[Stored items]
================
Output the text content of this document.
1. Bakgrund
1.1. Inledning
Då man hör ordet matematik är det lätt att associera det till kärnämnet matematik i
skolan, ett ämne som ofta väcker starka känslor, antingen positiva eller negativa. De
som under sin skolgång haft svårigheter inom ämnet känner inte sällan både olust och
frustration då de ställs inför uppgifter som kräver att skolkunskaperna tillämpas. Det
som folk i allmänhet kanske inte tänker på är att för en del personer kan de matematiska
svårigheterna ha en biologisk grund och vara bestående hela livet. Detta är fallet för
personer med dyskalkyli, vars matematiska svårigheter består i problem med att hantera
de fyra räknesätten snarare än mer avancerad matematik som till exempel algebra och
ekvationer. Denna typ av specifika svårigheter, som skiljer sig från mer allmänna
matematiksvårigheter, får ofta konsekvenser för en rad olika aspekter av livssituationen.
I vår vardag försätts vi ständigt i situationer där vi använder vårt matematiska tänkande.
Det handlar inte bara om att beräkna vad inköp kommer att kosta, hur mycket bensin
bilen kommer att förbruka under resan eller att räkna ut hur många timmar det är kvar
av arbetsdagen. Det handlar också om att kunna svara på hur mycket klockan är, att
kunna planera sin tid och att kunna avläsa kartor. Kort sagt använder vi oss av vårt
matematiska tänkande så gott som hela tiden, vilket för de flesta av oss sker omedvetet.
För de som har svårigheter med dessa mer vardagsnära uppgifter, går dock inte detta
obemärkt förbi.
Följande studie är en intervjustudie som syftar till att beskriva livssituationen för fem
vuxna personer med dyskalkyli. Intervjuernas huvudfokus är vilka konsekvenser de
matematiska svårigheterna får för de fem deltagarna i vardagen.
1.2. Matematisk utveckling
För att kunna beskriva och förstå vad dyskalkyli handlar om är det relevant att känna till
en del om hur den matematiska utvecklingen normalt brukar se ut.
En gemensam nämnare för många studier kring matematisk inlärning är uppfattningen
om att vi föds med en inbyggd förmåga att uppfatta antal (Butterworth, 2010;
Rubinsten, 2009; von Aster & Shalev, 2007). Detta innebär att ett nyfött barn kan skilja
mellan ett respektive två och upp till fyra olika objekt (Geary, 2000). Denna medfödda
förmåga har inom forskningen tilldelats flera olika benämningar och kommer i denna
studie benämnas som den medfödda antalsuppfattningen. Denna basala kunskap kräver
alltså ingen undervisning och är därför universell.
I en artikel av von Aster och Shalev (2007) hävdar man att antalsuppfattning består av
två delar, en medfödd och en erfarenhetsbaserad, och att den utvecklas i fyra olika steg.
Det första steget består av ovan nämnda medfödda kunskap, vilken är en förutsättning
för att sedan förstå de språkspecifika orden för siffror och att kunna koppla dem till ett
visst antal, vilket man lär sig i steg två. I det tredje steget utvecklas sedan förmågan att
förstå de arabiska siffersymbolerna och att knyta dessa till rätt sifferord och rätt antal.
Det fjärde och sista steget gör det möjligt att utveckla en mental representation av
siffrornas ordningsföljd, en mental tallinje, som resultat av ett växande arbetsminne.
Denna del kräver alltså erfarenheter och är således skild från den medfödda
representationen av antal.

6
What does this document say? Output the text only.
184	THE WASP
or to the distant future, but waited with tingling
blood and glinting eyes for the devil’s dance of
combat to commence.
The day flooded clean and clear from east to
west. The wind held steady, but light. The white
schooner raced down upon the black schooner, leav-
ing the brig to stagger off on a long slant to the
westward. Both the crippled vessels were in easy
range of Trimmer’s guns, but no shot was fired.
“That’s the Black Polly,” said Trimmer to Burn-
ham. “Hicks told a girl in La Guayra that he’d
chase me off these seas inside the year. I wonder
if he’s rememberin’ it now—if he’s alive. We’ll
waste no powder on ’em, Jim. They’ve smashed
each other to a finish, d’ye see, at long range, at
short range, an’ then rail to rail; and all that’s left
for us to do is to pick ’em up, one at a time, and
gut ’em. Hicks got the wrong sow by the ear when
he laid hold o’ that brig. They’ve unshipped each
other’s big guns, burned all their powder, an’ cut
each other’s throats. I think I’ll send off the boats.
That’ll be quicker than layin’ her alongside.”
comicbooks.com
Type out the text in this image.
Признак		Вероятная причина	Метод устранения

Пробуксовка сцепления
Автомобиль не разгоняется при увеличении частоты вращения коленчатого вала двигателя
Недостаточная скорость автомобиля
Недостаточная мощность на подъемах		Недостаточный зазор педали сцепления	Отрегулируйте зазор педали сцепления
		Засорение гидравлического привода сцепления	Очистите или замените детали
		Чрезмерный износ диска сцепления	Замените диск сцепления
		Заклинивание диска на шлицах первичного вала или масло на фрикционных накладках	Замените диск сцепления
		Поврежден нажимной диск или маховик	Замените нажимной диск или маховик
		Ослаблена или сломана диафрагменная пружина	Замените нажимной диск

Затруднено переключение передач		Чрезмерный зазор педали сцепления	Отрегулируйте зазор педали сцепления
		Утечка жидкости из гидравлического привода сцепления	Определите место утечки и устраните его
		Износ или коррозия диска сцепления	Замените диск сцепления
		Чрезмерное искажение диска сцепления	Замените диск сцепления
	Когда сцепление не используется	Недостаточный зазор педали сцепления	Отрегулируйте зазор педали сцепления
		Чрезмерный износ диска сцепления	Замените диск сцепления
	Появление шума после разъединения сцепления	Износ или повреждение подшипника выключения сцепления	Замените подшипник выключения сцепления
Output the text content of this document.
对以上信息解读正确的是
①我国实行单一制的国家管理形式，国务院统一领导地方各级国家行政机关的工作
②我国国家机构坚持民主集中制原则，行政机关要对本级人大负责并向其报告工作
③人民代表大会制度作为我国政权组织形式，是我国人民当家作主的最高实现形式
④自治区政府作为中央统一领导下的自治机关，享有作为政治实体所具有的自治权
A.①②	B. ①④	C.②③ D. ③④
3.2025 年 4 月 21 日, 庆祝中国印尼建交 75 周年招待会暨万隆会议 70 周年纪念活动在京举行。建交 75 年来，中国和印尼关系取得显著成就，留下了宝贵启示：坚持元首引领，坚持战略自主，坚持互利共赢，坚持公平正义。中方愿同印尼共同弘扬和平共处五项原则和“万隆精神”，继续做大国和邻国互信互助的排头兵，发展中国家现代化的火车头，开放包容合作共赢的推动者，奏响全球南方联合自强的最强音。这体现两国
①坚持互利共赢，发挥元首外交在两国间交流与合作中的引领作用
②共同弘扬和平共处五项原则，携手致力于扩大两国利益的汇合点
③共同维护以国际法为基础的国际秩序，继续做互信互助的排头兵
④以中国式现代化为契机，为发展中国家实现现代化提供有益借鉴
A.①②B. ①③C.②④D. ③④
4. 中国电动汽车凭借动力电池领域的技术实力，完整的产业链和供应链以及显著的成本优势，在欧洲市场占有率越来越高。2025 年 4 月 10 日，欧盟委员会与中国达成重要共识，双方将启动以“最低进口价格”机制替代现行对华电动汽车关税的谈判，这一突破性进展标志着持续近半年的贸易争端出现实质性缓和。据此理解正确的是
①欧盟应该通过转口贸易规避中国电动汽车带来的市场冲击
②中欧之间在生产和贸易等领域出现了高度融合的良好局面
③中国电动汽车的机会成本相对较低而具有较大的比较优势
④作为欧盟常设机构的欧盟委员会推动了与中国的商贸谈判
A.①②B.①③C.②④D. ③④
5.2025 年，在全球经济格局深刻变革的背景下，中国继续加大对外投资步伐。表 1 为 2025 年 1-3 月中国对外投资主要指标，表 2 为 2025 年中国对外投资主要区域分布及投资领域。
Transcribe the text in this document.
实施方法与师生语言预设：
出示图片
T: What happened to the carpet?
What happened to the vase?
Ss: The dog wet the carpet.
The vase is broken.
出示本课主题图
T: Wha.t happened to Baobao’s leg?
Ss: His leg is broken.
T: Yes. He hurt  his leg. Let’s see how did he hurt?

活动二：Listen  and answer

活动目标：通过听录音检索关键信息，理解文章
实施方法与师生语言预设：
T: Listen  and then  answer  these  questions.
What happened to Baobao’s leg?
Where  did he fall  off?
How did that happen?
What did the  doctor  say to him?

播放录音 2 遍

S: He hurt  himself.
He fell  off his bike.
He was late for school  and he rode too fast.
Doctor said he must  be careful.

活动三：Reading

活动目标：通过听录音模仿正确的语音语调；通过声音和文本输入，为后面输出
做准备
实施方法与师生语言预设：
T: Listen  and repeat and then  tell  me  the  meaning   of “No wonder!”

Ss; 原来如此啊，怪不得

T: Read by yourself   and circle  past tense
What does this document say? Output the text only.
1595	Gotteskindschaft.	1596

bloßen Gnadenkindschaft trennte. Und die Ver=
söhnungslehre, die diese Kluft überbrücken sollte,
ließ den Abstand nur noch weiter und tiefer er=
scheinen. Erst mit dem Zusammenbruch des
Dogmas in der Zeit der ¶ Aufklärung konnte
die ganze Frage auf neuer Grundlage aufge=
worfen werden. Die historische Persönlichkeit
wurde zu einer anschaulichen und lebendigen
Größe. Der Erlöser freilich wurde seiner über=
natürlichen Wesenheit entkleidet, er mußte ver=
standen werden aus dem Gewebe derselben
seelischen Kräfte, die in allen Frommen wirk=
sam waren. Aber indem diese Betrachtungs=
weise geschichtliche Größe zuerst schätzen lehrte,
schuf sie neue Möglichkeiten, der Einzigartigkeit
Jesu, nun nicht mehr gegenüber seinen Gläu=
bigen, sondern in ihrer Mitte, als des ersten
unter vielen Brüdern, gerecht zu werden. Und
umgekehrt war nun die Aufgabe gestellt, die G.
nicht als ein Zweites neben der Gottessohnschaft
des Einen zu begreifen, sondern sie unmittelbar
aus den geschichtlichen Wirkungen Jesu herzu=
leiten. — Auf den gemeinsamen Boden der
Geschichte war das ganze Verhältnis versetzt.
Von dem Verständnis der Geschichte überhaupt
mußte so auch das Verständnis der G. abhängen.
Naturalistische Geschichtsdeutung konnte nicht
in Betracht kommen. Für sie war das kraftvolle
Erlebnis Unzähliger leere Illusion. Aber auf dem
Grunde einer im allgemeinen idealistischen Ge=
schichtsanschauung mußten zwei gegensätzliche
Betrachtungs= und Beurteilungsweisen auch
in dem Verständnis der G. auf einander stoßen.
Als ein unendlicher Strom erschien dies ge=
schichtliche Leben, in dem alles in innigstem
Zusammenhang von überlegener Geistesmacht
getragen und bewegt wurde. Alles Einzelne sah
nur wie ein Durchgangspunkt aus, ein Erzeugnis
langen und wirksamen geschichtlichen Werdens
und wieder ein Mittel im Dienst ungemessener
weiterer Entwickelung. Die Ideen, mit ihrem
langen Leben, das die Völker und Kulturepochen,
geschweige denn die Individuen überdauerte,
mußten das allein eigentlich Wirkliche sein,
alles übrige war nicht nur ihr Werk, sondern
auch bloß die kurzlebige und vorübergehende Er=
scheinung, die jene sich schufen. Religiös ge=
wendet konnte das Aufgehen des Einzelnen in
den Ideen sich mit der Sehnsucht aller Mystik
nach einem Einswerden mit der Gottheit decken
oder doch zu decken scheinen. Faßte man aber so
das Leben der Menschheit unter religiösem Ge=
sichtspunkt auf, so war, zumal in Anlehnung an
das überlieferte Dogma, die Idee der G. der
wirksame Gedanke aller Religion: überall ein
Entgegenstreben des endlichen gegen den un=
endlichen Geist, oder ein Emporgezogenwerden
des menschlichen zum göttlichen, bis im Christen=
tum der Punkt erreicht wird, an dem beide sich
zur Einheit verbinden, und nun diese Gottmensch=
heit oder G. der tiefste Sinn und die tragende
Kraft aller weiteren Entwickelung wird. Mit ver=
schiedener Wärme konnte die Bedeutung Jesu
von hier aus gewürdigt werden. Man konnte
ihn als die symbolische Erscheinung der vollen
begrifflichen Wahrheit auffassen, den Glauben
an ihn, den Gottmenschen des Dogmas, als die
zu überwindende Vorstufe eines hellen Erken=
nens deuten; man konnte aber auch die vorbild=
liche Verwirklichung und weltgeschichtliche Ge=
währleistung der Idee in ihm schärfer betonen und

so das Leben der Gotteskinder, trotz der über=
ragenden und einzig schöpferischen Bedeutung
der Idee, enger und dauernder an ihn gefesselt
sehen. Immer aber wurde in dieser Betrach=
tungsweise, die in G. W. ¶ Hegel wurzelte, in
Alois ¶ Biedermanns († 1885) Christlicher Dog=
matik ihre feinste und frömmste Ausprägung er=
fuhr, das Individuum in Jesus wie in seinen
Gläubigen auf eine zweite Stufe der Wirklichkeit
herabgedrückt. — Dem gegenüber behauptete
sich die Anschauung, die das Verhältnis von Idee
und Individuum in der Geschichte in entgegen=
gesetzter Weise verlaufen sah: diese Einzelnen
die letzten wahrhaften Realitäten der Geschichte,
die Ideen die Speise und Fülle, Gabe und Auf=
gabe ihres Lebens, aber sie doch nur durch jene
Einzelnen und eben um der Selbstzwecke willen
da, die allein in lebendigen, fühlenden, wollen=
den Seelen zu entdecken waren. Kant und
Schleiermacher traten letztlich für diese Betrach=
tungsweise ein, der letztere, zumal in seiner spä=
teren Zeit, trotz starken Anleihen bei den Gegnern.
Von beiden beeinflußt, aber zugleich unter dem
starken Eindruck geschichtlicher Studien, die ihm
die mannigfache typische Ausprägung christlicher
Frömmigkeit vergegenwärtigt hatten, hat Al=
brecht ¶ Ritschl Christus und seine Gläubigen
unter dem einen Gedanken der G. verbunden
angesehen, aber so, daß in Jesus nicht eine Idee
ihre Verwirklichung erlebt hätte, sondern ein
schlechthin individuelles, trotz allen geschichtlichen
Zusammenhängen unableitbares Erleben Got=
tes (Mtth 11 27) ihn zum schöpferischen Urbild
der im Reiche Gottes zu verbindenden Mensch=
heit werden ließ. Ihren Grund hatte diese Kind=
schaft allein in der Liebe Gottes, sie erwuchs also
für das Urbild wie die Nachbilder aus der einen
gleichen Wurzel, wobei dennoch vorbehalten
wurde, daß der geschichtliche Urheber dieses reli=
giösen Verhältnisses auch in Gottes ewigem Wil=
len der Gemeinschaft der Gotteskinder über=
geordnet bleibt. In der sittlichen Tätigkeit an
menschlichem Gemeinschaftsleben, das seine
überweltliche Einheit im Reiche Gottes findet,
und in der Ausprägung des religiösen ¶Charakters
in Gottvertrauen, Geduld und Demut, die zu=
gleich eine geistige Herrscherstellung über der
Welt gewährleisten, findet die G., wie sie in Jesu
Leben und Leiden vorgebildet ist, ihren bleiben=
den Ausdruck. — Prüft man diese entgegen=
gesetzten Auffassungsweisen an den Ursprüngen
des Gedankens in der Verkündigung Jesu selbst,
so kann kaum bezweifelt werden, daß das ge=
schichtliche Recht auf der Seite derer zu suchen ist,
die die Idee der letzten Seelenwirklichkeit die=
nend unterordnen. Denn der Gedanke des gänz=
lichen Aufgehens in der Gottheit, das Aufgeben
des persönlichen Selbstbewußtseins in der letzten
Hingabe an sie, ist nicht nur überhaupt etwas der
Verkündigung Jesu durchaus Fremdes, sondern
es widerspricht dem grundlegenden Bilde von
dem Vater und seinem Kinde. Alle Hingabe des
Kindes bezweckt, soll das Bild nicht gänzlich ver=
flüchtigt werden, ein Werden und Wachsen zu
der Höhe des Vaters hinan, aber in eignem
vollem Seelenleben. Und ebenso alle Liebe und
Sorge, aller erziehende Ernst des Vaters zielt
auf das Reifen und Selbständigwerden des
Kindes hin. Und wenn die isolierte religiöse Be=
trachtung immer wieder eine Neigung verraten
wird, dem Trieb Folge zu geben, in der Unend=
================
_PROMPT_: Gather each line of the records holding the string "auch".

_RESPONSE_:
mußte so auch das Verständnis der G. abhängen.
Betrachtungs= und Beurteilungsweisen auch
auch bloß die kurzlebige und vorübergehende Er=
nens deuten; man konnte aber auch die vorbild=
giösen Verhältnisses auch in Gottes ewigem Wil=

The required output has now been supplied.